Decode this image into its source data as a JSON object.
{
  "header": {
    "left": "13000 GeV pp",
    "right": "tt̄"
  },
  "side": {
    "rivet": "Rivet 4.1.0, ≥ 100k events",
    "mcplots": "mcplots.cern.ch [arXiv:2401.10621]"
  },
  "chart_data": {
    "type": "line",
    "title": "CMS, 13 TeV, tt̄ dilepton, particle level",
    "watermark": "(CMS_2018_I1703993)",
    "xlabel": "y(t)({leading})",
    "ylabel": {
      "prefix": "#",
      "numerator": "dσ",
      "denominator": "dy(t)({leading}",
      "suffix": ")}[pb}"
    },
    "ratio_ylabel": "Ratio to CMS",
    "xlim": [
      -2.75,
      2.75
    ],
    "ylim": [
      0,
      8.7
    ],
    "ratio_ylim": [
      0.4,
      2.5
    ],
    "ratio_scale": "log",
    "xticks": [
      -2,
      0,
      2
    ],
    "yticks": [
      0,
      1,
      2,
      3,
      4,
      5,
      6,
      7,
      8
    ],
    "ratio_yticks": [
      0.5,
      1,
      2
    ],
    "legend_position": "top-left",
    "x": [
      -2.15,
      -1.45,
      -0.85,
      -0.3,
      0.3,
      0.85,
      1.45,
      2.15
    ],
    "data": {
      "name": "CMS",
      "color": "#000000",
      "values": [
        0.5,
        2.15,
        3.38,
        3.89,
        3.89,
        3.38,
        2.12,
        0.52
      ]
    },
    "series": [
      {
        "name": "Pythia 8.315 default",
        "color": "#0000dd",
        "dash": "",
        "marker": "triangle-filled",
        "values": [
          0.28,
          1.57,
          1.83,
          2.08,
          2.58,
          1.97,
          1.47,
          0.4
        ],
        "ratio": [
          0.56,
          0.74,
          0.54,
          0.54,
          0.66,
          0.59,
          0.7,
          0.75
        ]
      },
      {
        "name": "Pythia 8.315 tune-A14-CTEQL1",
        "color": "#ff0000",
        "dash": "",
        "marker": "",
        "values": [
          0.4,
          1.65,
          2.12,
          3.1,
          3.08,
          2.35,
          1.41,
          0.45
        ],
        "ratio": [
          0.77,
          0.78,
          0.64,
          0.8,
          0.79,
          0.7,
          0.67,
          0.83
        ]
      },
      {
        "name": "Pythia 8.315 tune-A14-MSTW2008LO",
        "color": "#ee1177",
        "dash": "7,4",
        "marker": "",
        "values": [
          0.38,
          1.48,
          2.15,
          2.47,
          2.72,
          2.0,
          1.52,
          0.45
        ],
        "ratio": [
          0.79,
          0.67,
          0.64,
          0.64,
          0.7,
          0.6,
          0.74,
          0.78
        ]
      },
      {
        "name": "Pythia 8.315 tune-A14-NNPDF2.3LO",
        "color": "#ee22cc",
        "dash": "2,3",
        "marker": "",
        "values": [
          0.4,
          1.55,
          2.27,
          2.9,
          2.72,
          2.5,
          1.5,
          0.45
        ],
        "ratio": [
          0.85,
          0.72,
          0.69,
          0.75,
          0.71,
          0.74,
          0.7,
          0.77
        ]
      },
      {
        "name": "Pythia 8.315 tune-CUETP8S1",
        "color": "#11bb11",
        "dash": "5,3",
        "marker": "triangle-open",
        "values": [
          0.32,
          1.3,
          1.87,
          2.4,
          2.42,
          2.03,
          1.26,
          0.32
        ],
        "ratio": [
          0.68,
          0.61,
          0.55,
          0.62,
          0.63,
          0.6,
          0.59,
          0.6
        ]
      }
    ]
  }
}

= EXERCISE PROMPT =
Take every line that includes the string "leading" and copy it.

= EXERCISE OUTPUT =
    "xlabel": "y(t)({leading})",
      "denominator": "dy(t)({leading}",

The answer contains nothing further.